- EXERCISE OBJECTIVE -
Pictures stay out of the copy; set down each line of the listing below exactly.

[Recorded data]
########
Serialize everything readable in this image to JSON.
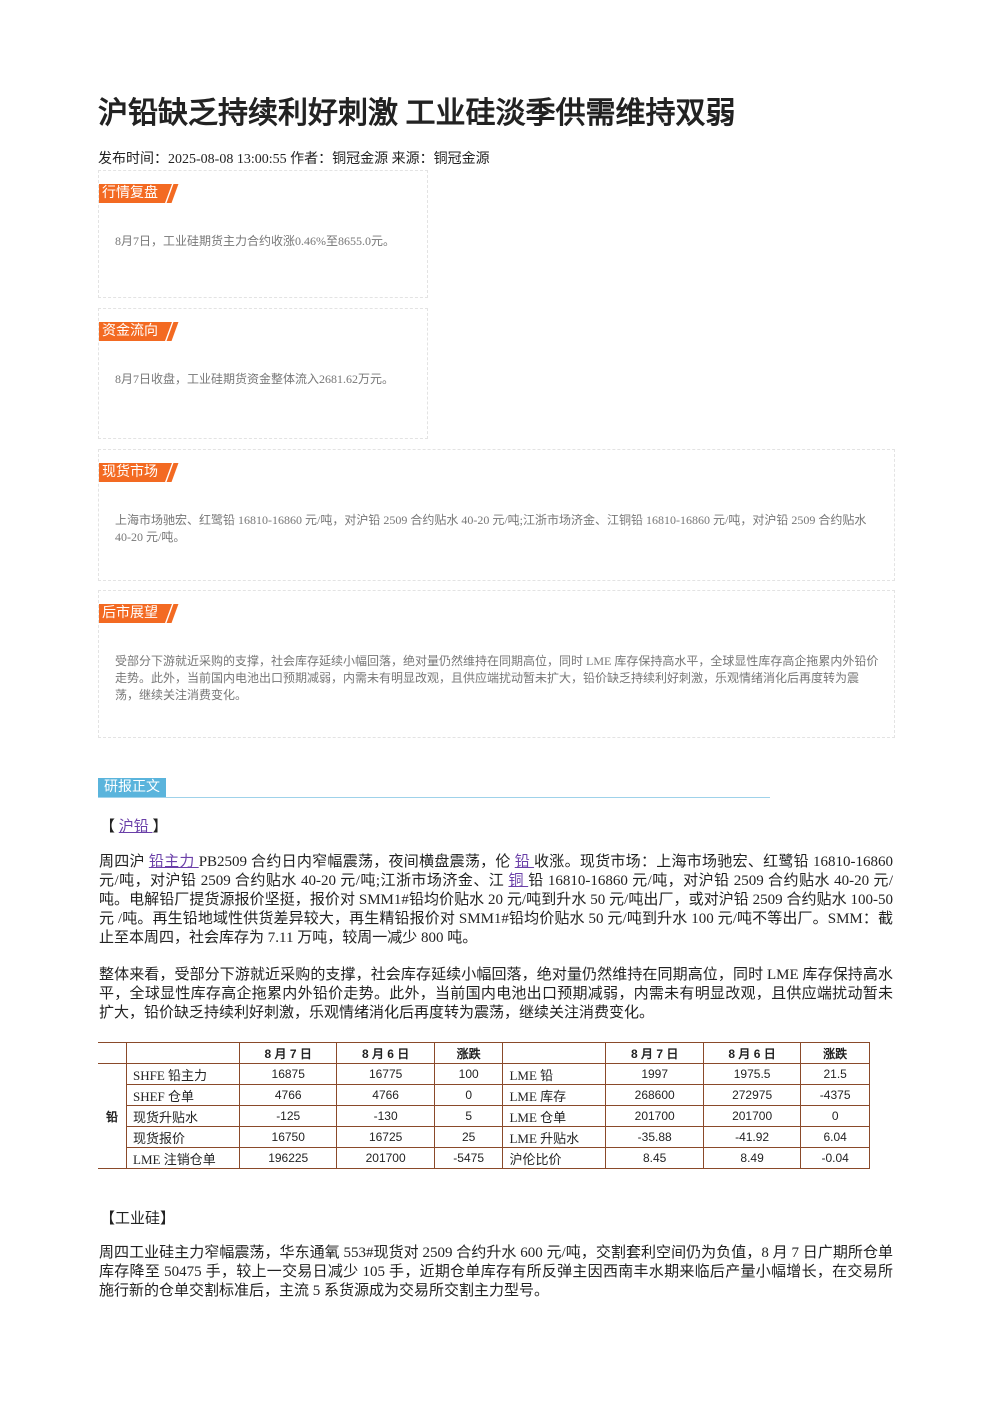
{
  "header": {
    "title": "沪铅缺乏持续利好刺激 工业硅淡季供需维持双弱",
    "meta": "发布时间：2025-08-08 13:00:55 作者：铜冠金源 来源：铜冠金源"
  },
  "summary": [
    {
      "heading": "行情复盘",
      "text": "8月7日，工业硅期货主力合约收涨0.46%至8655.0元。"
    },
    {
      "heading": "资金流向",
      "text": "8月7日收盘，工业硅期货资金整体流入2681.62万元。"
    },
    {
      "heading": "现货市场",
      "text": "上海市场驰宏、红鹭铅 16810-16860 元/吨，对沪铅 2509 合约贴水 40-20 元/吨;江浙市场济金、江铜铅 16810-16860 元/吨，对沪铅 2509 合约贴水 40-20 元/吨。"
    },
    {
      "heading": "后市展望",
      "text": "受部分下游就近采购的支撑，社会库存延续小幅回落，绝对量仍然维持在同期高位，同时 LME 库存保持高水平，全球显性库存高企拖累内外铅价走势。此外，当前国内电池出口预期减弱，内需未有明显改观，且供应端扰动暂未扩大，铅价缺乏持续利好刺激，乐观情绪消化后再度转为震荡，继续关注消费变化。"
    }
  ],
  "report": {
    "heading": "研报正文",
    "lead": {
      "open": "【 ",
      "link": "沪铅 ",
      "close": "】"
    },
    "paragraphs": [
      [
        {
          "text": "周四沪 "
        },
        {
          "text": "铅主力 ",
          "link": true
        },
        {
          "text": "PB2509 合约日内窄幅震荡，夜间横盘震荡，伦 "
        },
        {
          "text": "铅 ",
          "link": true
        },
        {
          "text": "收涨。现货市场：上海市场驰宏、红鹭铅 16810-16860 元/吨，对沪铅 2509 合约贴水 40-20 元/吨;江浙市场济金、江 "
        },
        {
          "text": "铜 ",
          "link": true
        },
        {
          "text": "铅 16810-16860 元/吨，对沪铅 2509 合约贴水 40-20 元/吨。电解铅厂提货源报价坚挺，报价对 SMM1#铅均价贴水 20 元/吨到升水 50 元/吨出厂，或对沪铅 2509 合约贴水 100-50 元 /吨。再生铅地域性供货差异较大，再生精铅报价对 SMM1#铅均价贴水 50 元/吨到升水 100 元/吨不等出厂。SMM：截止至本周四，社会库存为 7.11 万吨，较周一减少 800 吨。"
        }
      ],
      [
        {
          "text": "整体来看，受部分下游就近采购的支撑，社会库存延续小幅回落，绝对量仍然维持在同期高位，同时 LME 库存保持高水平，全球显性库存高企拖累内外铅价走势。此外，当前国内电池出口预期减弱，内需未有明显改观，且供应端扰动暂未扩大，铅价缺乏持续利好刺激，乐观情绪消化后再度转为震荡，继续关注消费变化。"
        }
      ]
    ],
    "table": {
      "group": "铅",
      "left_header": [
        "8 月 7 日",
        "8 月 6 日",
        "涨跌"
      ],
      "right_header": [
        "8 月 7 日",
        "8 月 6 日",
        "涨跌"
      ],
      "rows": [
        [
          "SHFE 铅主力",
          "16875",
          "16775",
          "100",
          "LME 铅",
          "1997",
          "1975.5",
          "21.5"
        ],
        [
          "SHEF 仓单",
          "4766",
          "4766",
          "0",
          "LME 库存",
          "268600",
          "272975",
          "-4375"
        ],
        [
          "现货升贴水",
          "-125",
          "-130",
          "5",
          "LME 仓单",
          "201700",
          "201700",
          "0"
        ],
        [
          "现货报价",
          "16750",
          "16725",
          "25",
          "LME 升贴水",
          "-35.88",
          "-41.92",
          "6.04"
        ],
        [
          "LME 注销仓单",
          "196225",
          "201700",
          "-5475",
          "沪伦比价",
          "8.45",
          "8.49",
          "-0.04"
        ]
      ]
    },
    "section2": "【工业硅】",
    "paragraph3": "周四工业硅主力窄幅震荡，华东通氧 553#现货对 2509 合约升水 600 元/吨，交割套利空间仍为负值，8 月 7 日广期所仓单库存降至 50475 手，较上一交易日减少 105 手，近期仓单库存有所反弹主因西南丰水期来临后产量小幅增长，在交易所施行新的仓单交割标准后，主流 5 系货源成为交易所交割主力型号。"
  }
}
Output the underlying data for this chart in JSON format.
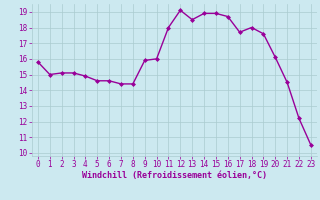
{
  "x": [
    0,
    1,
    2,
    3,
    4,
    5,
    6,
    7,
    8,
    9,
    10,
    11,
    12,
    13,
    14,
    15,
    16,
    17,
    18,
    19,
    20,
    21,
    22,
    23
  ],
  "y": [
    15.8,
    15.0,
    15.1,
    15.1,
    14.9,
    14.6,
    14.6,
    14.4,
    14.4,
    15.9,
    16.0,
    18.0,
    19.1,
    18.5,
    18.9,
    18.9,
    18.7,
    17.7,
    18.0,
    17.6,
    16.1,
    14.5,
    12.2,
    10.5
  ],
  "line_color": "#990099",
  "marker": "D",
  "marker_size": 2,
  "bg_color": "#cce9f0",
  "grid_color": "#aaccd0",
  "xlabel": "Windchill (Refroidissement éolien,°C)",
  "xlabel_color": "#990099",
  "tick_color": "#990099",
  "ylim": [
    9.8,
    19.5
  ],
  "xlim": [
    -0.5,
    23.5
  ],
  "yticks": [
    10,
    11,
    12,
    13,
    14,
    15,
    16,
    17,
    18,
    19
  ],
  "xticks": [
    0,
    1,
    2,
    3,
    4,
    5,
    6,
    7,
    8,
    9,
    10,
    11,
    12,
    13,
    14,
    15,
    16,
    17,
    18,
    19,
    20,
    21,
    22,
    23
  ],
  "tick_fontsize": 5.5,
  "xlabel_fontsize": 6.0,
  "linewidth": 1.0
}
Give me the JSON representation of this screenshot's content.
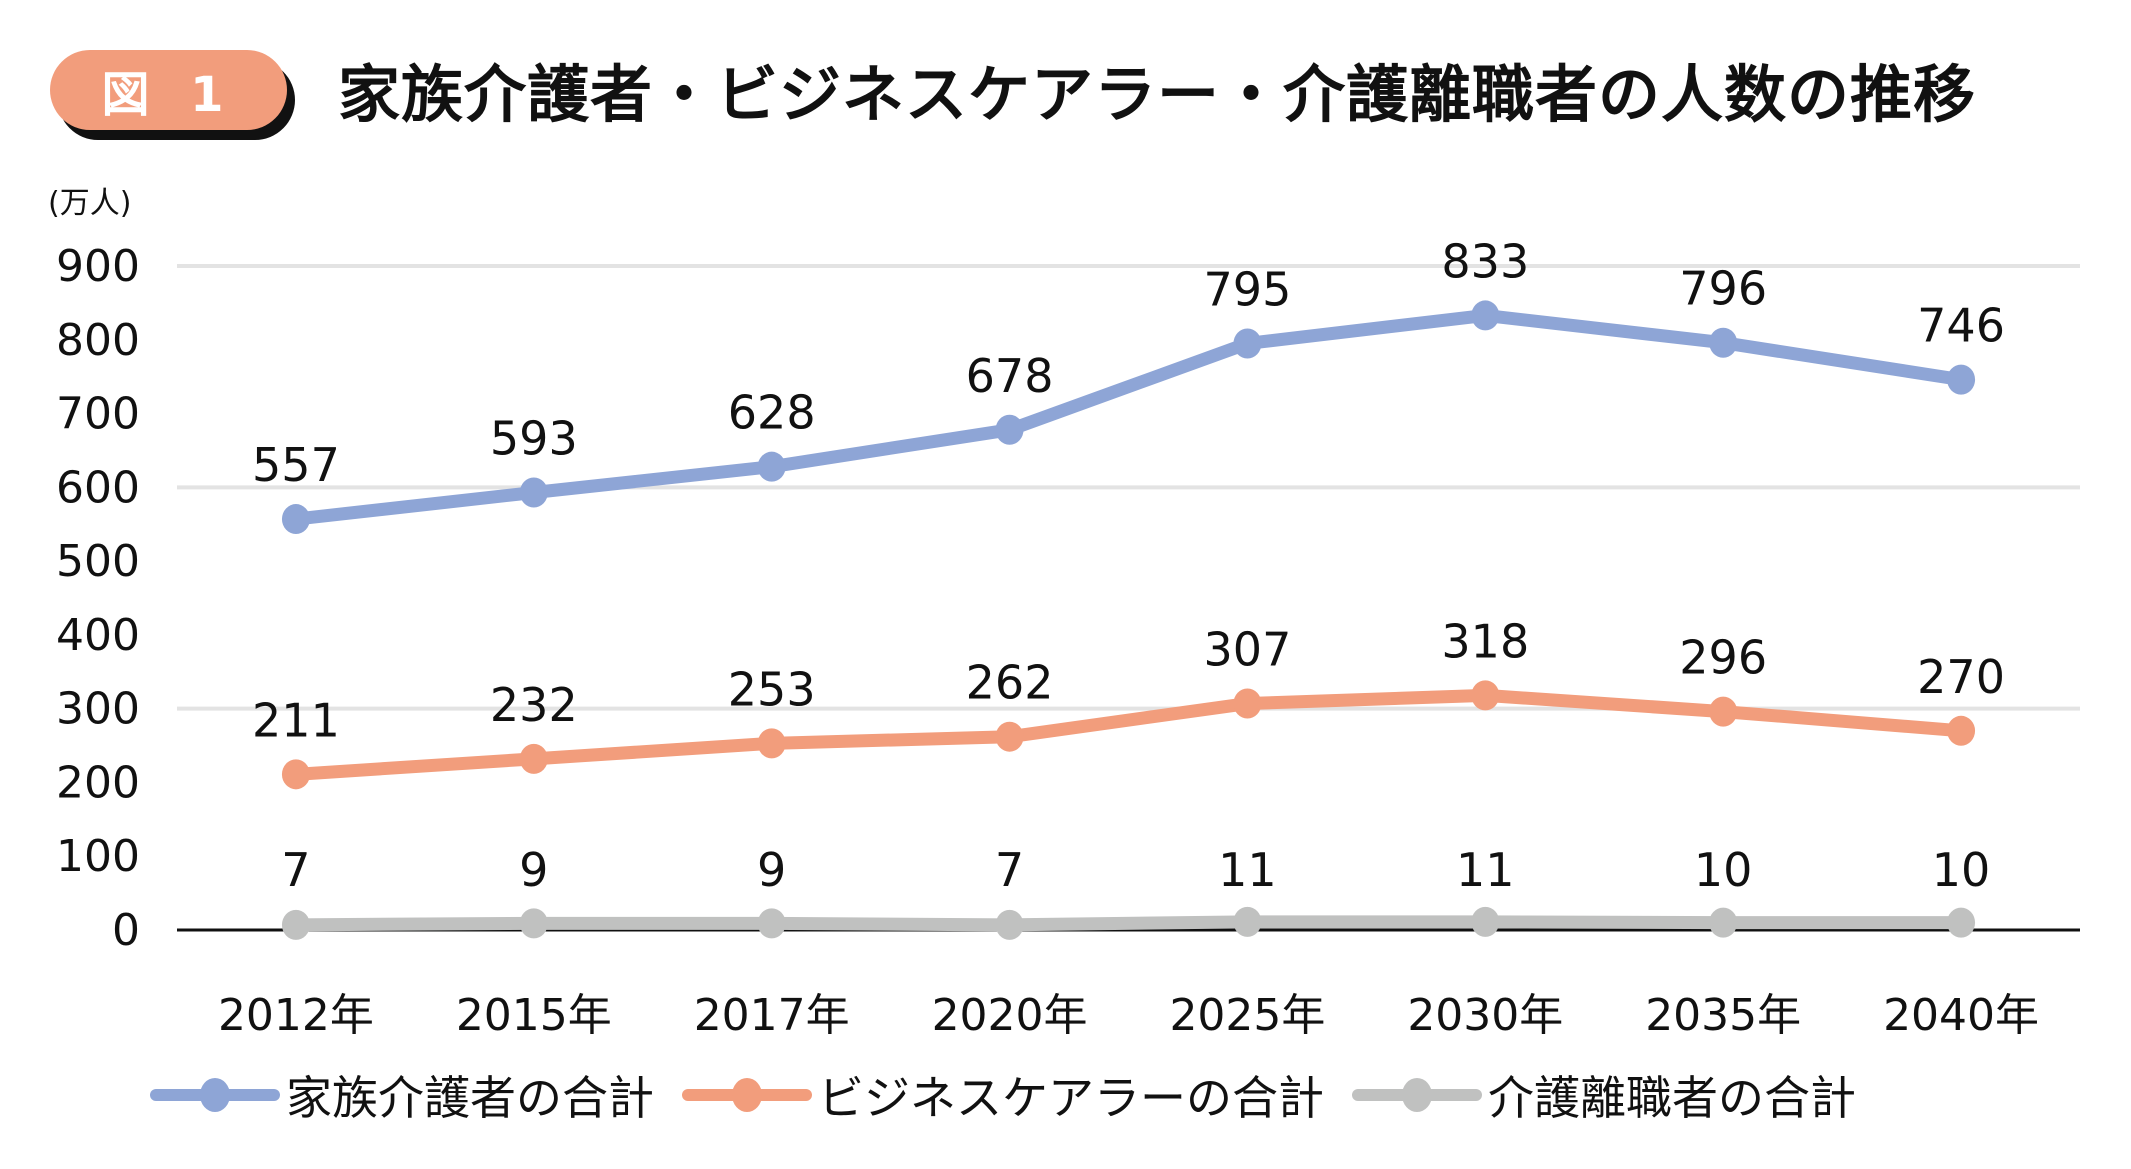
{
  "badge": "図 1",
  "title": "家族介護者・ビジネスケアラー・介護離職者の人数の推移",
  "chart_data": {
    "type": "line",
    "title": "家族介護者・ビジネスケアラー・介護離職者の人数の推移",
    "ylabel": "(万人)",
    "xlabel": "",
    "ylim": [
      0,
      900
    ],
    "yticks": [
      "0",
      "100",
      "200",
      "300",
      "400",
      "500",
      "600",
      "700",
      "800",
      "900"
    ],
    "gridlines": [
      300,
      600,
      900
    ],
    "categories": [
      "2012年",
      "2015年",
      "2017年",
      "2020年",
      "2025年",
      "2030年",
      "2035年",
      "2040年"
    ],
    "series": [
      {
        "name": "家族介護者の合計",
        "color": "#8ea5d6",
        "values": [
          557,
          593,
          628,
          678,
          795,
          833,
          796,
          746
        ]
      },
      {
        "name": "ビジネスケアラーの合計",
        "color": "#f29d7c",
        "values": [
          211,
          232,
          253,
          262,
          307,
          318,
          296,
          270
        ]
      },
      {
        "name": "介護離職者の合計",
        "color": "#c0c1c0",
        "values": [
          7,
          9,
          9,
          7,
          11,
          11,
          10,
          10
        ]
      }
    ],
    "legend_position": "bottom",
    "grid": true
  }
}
########
- ANSWER FOR THIS EXERCISE -
Serialize everything readable in this image to JSON.
{
  "header": {
    "title": "沪铅缺乏持续利好刺激 工业硅淡季供需维持双弱",
    "meta": "发布时间：2025-08-08 13:00:55 作者：铜冠金源 来源：铜冠金源"
  },
  "summary": [
    {
      "heading": "行情复盘",
      "text": "8月7日，工业硅期货主力合约收涨0.46%至8655.0元。"
    },
    {
      "heading": "资金流向",
      "text": "8月7日收盘，工业硅期货资金整体流入2681.62万元。"
    },
    {
      "heading": "现货市场",
      "text": "上海市场驰宏、红鹭铅 16810-16860 元/吨，对沪铅 2509 合约贴水 40-20 元/吨;江浙市场济金、江铜铅 16810-16860 元/吨，对沪铅 2509 合约贴水 40-20 元/吨。"
    },
    {
      "heading": "后市展望",
      "text": "受部分下游就近采购的支撑，社会库存延续小幅回落，绝对量仍然维持在同期高位，同时 LME 库存保持高水平，全球显性库存高企拖累内外铅价走势。此外，当前国内电池出口预期减弱，内需未有明显改观，且供应端扰动暂未扩大，铅价缺乏持续利好刺激，乐观情绪消化后再度转为震荡，继续关注消费变化。"
    }
  ],
  "report": {
    "heading": "研报正文",
    "lead": {
      "open": "【 ",
      "link": "沪铅 ",
      "close": "】"
    },
    "paragraphs": [
      [
        {
          "text": "周四沪 "
        },
        {
          "text": "铅主力 ",
          "link": true
        },
        {
          "text": "PB2509 合约日内窄幅震荡，夜间横盘震荡，伦 "
        },
        {
          "text": "铅 ",
          "link": true
        },
        {
          "text": "收涨。现货市场：上海市场驰宏、红鹭铅 16810-16860 元/吨，对沪铅 2509 合约贴水 40-20 元/吨;江浙市场济金、江 "
        },
        {
          "text": "铜 ",
          "link": true
        },
        {
          "text": "铅 16810-16860 元/吨，对沪铅 2509 合约贴水 40-20 元/吨。电解铅厂提货源报价坚挺，报价对 SMM1#铅均价贴水 20 元/吨到升水 50 元/吨出厂，或对沪铅 2509 合约贴水 100-50 元 /吨。再生铅地域性供货差异较大，再生精铅报价对 SMM1#铅均价贴水 50 元/吨到升水 100 元/吨不等出厂。SMM：截止至本周四，社会库存为 7.11 万吨，较周一减少 800 吨。"
        }
      ],
      [
        {
          "text": "整体来看，受部分下游就近采购的支撑，社会库存延续小幅回落，绝对量仍然维持在同期高位，同时 LME 库存保持高水平，全球显性库存高企拖累内外铅价走势。此外，当前国内电池出口预期减弱，内需未有明显改观，且供应端扰动暂未扩大，铅价缺乏持续利好刺激，乐观情绪消化后再度转为震荡，继续关注消费变化。"
        }
      ]
    ],
    "table": {
      "group": "铅",
      "left_header": [
        "8 月 7 日",
        "8 月 6 日",
        "涨跌"
      ],
      "right_header": [
        "8 月 7 日",
        "8 月 6 日",
        "涨跌"
      ],
      "rows": [
        [
          "SHFE 铅主力",
          "16875",
          "16775",
          "100",
          "LME 铅",
          "1997",
          "1975.5",
          "21.5"
        ],
        [
          "SHEF 仓单",
          "4766",
          "4766",
          "0",
          "LME 库存",
          "268600",
          "272975",
          "-4375"
        ],
        [
          "现货升贴水",
          "-125",
          "-130",
          "5",
          "LME 仓单",
          "201700",
          "201700",
          "0"
        ],
        [
          "现货报价",
          "16750",
          "16725",
          "25",
          "LME 升贴水",
          "-35.88",
          "-41.92",
          "6.04"
        ],
        [
          "LME 注销仓单",
          "196225",
          "201700",
          "-5475",
          "沪伦比价",
          "8.45",
          "8.49",
          "-0.04"
        ]
      ]
    },
    "section2": "【工业硅】",
    "paragraph3": "周四工业硅主力窄幅震荡，华东通氧 553#现货对 2509 合约升水 600 元/吨，交割套利空间仍为负值，8 月 7 日广期所仓单库存降至 50475 手，较上一交易日减少 105 手，近期仓单库存有所反弹主因西南丰水期来临后产量小幅增长，在交易所施行新的仓单交割标准后，主流 5 系货源成为交易所交割主力型号。"
  }
}
Output the underlying data for this chart in JSON format.
{
  "x": [
    0,
    1,
    2,
    3,
    4,
    5,
    6,
    7,
    8,
    9,
    10,
    11,
    12,
    13,
    14,
    15,
    16,
    17,
    18,
    19,
    20,
    21,
    22,
    23
  ],
  "y": [
    15.8,
    15.0,
    15.1,
    15.1,
    14.9,
    14.6,
    14.6,
    14.4,
    14.4,
    15.9,
    16.0,
    18.0,
    19.1,
    18.5,
    18.9,
    18.9,
    18.7,
    17.7,
    18.0,
    17.6,
    16.1,
    14.5,
    12.2,
    10.5
  ],
  "line_color": "#990099",
  "marker": "D",
  "marker_size": 2,
  "bg_color": "#cce9f0",
  "grid_color": "#aaccd0",
  "xlabel": "Windchill (Refroidissement éolien,°C)",
  "xlabel_color": "#990099",
  "tick_color": "#990099",
  "ylim": [
    9.8,
    19.5
  ],
  "xlim": [
    -0.5,
    23.5
  ],
  "yticks": [
    10,
    11,
    12,
    13,
    14,
    15,
    16,
    17,
    18,
    19
  ],
  "xticks": [
    0,
    1,
    2,
    3,
    4,
    5,
    6,
    7,
    8,
    9,
    10,
    11,
    12,
    13,
    14,
    15,
    16,
    17,
    18,
    19,
    20,
    21,
    22,
    23
  ],
  "tick_fontsize": 5.5,
  "xlabel_fontsize": 6.0,
  "linewidth": 1.0
}
Give me the JSON representation of this screenshot's content.
{
  "badge": "図 1",
  "title": "家族介護者・ビジネスケアラー・介護離職者の人数の推移",
  "chart_data": {
    "type": "line",
    "title": "家族介護者・ビジネスケアラー・介護離職者の人数の推移",
    "ylabel": "(万人)",
    "xlabel": "",
    "ylim": [
      0,
      900
    ],
    "yticks": [
      "0",
      "100",
      "200",
      "300",
      "400",
      "500",
      "600",
      "700",
      "800",
      "900"
    ],
    "gridlines": [
      300,
      600,
      900
    ],
    "categories": [
      "2012年",
      "2015年",
      "2017年",
      "2020年",
      "2025年",
      "2030年",
      "2035年",
      "2040年"
    ],
    "series": [
      {
        "name": "家族介護者の合計",
        "color": "#8ea5d6",
        "values": [
          557,
          593,
          628,
          678,
          795,
          833,
          796,
          746
        ]
      },
      {
        "name": "ビジネスケアラーの合計",
        "color": "#f29d7c",
        "values": [
          211,
          232,
          253,
          262,
          307,
          318,
          296,
          270
        ]
      },
      {
        "name": "介護離職者の合計",
        "color": "#c0c1c0",
        "values": [
          7,
          9,
          9,
          7,
          11,
          11,
          10,
          10
        ]
      }
    ],
    "legend_position": "bottom",
    "grid": true
  }
}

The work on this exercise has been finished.